[Extracted data entries]
________________

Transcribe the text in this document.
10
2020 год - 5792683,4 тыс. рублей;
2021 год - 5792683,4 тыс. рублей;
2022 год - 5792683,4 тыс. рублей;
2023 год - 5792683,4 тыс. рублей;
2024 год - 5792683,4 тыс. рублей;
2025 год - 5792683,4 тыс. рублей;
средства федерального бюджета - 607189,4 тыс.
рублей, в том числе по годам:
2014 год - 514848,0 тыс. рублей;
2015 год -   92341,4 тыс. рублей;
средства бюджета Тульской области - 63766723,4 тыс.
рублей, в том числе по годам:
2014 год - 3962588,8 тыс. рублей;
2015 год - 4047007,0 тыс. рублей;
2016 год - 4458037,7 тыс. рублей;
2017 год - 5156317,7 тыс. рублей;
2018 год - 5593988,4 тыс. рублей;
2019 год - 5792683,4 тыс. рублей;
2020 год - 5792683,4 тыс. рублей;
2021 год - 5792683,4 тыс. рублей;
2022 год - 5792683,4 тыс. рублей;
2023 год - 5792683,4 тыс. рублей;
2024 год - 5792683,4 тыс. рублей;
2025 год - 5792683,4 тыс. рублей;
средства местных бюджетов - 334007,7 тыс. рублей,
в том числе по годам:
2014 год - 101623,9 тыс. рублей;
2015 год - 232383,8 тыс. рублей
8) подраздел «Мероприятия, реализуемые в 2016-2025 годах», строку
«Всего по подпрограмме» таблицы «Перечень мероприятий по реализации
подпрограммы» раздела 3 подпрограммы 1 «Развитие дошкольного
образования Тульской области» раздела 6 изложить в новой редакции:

________________

Exercise details:
Look over the records above and copy each line that includes the string "Тульской".

Response to the exercise:
средства бюджета Тульской области - 63766723,4 тыс.
образования Тульской области» раздела 6 изложить в новой редакции:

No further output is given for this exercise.